> [The problem]:
What is the number of lines containing the word "subject"? Please answer with that number and nothing more.

--- BEGIN ---

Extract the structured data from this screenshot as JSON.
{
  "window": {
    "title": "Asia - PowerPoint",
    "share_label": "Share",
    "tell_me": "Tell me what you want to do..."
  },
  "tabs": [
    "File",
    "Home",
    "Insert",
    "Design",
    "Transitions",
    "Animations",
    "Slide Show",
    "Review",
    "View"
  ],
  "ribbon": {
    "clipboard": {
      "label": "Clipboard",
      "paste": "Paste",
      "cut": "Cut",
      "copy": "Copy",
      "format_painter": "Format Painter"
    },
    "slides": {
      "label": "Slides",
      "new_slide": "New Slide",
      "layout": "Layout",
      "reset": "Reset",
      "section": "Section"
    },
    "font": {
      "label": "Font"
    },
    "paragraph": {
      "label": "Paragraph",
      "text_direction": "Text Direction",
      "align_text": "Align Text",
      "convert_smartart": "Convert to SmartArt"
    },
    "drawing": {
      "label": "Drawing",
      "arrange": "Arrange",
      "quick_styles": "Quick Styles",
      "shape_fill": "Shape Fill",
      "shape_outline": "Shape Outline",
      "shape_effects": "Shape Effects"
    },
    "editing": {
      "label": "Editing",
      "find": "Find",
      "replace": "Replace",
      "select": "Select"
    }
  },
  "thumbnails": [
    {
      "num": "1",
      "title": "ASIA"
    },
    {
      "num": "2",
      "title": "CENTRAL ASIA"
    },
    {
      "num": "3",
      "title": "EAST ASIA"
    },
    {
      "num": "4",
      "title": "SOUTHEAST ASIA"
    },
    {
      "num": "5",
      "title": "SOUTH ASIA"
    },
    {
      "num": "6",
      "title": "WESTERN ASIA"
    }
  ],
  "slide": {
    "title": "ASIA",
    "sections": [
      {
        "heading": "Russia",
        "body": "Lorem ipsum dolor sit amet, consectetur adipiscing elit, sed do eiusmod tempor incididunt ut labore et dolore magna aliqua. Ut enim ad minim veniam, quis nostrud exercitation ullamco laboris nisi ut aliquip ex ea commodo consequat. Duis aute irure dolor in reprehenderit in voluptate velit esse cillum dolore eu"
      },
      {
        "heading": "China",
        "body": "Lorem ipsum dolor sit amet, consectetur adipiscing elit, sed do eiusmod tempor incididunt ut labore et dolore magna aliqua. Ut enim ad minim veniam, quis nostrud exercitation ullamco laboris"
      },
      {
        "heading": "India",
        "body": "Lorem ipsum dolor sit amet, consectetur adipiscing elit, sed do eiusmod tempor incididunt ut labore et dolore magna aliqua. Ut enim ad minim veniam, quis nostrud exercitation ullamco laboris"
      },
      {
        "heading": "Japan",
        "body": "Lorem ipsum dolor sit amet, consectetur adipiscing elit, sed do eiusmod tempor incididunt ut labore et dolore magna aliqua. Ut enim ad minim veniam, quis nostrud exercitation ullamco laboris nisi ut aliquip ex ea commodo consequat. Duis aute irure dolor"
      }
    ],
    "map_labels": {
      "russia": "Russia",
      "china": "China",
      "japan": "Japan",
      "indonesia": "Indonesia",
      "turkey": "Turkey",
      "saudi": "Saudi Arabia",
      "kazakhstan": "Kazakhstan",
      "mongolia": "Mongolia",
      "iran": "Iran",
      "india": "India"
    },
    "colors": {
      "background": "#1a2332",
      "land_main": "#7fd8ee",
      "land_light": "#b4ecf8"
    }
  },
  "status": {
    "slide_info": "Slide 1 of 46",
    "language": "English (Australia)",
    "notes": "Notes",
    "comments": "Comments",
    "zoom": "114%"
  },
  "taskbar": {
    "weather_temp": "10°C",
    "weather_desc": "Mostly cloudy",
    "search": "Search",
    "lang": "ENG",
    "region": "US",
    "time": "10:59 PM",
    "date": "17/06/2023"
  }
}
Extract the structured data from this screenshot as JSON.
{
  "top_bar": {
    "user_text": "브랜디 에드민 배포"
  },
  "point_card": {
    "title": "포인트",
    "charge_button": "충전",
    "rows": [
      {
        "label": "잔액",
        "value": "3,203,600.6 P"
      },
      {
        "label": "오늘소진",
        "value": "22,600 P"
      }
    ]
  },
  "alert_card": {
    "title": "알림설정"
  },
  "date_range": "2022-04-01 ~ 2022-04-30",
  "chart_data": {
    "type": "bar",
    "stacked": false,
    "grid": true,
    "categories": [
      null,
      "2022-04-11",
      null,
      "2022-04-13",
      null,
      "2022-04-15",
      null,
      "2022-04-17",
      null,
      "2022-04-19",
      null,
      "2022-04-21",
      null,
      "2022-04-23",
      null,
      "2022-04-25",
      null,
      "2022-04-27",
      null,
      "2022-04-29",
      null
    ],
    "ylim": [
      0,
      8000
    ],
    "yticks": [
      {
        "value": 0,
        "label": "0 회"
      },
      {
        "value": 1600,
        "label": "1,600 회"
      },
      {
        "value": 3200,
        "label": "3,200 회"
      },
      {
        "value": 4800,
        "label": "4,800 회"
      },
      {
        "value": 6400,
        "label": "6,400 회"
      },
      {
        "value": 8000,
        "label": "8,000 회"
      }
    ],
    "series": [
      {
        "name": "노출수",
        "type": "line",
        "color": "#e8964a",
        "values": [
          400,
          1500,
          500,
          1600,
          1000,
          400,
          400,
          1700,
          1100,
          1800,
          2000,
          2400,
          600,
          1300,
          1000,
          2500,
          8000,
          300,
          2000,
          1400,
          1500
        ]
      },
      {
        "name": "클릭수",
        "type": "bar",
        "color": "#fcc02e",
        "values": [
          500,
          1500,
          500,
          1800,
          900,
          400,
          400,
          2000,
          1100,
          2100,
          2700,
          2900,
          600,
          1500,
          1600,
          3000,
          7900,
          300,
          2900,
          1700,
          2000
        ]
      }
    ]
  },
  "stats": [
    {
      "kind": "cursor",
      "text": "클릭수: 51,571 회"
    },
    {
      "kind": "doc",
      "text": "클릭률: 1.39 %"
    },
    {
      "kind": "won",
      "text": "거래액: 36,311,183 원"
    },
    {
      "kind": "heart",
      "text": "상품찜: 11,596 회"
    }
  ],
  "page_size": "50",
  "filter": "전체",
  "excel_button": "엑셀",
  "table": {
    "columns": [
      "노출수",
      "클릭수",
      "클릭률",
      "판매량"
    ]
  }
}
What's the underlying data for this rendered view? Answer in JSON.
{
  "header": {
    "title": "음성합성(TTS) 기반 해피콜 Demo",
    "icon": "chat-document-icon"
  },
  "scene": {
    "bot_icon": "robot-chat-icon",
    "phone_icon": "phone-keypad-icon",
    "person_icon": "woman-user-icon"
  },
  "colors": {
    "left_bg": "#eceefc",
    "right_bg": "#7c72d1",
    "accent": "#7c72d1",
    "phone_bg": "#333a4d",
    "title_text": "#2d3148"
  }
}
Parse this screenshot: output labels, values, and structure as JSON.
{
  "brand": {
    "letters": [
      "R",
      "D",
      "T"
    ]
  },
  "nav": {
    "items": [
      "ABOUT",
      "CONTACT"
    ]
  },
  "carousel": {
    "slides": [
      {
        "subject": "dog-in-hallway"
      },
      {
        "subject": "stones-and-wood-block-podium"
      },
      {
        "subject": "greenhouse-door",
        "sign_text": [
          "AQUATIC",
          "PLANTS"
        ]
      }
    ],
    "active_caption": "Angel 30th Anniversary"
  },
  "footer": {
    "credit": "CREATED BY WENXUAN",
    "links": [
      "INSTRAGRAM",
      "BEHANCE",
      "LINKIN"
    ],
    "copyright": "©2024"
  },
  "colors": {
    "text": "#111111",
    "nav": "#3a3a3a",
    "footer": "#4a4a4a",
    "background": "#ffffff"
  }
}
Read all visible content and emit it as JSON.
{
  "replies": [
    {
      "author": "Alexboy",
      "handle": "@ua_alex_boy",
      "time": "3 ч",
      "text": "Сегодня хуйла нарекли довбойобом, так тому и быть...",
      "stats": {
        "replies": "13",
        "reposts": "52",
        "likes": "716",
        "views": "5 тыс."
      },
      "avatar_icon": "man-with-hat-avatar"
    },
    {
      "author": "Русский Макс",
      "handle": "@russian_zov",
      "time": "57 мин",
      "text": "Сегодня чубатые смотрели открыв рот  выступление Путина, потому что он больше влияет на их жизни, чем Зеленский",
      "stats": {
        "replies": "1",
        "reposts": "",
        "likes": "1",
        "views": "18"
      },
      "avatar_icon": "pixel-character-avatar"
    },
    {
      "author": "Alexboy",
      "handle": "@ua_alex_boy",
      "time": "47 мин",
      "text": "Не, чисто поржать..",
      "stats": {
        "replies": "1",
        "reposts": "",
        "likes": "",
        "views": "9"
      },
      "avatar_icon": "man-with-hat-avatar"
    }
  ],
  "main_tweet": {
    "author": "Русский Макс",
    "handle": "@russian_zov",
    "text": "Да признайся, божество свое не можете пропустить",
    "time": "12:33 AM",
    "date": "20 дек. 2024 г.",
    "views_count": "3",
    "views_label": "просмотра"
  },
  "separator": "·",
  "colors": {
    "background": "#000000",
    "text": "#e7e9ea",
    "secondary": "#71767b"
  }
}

--- END ---

> [Response below]:
3